_Prompt_.
From the entries below, gather each line containing the word "зачищенной".

_Data listing_.
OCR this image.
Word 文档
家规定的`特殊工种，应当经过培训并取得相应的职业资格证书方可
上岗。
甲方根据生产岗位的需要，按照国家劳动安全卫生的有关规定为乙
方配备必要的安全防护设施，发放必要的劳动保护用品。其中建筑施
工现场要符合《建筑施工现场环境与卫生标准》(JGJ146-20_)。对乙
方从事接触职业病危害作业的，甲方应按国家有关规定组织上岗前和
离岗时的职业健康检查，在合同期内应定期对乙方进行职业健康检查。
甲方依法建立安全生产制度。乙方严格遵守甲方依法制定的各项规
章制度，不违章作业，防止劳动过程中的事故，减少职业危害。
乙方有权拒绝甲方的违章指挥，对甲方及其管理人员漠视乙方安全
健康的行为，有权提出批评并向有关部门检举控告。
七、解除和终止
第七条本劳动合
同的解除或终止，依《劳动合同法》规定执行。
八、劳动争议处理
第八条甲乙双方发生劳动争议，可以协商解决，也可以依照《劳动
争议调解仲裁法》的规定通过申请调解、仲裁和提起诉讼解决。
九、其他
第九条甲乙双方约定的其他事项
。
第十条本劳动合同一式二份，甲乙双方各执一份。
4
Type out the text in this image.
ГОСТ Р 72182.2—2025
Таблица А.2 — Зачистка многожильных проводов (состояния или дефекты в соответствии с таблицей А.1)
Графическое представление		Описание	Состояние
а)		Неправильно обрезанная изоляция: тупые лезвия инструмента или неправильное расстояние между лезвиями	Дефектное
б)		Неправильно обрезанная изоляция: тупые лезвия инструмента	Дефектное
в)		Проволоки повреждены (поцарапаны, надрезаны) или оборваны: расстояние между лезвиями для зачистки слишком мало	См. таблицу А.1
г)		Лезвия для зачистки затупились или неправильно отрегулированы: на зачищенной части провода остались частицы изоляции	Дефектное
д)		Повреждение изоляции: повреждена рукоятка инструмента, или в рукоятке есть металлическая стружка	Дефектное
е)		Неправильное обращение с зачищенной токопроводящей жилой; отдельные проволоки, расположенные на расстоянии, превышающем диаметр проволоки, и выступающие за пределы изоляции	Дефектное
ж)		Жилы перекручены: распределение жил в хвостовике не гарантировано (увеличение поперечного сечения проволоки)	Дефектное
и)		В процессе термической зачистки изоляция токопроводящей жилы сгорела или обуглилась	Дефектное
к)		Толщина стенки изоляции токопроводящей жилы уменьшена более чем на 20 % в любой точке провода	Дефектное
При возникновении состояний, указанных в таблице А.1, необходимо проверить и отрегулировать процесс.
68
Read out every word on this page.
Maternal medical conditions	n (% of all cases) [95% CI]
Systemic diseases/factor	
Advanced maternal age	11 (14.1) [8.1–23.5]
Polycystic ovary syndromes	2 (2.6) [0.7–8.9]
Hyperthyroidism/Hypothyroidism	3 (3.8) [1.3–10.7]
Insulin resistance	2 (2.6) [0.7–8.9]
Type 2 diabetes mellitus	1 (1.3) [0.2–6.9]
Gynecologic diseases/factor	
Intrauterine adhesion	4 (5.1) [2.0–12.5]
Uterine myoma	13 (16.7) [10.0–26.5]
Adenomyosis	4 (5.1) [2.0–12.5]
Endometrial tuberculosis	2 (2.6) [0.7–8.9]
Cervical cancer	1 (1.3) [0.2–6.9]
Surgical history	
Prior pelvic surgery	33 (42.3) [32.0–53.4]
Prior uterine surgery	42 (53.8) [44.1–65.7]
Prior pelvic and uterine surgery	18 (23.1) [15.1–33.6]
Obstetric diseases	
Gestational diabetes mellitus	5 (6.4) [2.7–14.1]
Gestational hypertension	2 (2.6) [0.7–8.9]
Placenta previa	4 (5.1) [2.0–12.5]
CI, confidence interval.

_Task result_.
г)		Лезвия для зачистки затупились или неправильно отрегулированы: на зачищенной части провода остались частицы изоляции	Дефектное
е)		Неправильное обращение с зачищенной токопроводящей жилой; отдельные проволоки, расположенные на расстоянии, превышающем диаметр проволоки, и выступающие за пределы изоляции	Дефектное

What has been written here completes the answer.